**Short problem:** Make an exact copy of all the material below, apart from the pictures.

╭─ Records

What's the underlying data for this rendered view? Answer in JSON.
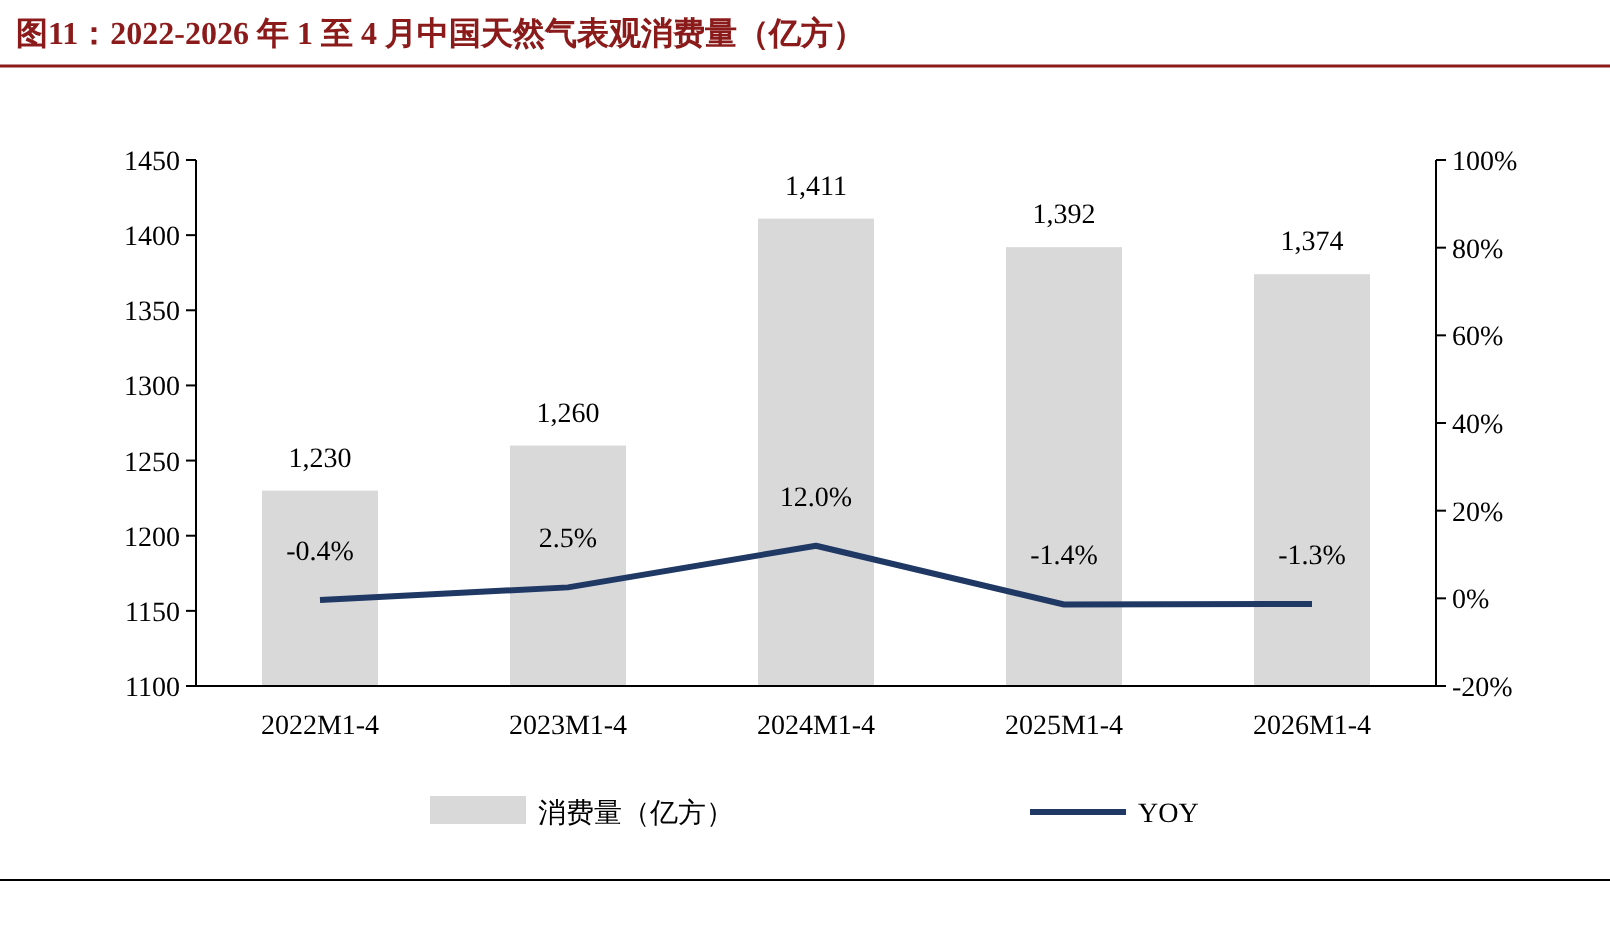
{
  "chart_data": {
    "type": "bar",
    "title": "图11：2022-2026 年 1 至 4 月中国天然气表观消费量（亿方）",
    "categories": [
      "2022M1-4",
      "2023M1-4",
      "2024M1-4",
      "2025M1-4",
      "2026M1-4"
    ],
    "series": [
      {
        "name": "消费量（亿方）",
        "color": "#d9d9d9",
        "values": [
          1230,
          1260,
          1411,
          1392,
          1374
        ],
        "value_labels": [
          "1,230",
          "1,260",
          "1,411",
          "1,392",
          "1,374"
        ]
      },
      {
        "name": "YOY",
        "type": "line",
        "axis": "y2",
        "color": "#1f3864",
        "values": [
          -0.4,
          2.5,
          12.0,
          -1.4,
          -1.3
        ],
        "value_labels": [
          "-0.4%",
          "2.5%",
          "12.0%",
          "-1.4%",
          "-1.3%"
        ]
      }
    ],
    "ylim": [
      1100,
      1450
    ],
    "yticks": [
      1100,
      1150,
      1200,
      1250,
      1300,
      1350,
      1400,
      1450
    ],
    "y2lim": [
      -20,
      100
    ],
    "y2ticks": [
      {
        "value": -20,
        "label": "-20%"
      },
      {
        "value": 0,
        "label": "0%"
      },
      {
        "value": 20,
        "label": "20%"
      },
      {
        "value": 40,
        "label": "40%"
      },
      {
        "value": 60,
        "label": "60%"
      },
      {
        "value": 80,
        "label": "80%"
      },
      {
        "value": 100,
        "label": "100%"
      }
    ],
    "grid": false,
    "legend": "bottom"
  }
}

╰─

**Answer:**
What's the underlying data for this rendered view? Answer in JSON.
{
  "chart_data": {
    "type": "bar",
    "title": "图11：2022-2026 年 1 至 4 月中国天然气表观消费量（亿方）",
    "categories": [
      "2022M1-4",
      "2023M1-4",
      "2024M1-4",
      "2025M1-4",
      "2026M1-4"
    ],
    "series": [
      {
        "name": "消费量（亿方）",
        "color": "#d9d9d9",
        "values": [
          1230,
          1260,
          1411,
          1392,
          1374
        ],
        "value_labels": [
          "1,230",
          "1,260",
          "1,411",
          "1,392",
          "1,374"
        ]
      },
      {
        "name": "YOY",
        "type": "line",
        "axis": "y2",
        "color": "#1f3864",
        "values": [
          -0.4,
          2.5,
          12.0,
          -1.4,
          -1.3
        ],
        "value_labels": [
          "-0.4%",
          "2.5%",
          "12.0%",
          "-1.4%",
          "-1.3%"
        ]
      }
    ],
    "ylim": [
      1100,
      1450
    ],
    "yticks": [
      1100,
      1150,
      1200,
      1250,
      1300,
      1350,
      1400,
      1450
    ],
    "y2lim": [
      -20,
      100
    ],
    "y2ticks": [
      {
        "value": -20,
        "label": "-20%"
      },
      {
        "value": 0,
        "label": "0%"
      },
      {
        "value": 20,
        "label": "20%"
      },
      {
        "value": 40,
        "label": "40%"
      },
      {
        "value": 60,
        "label": "60%"
      },
      {
        "value": 80,
        "label": "80%"
      },
      {
        "value": 100,
        "label": "100%"
      }
    ],
    "grid": false,
    "legend": "bottom"
  }
}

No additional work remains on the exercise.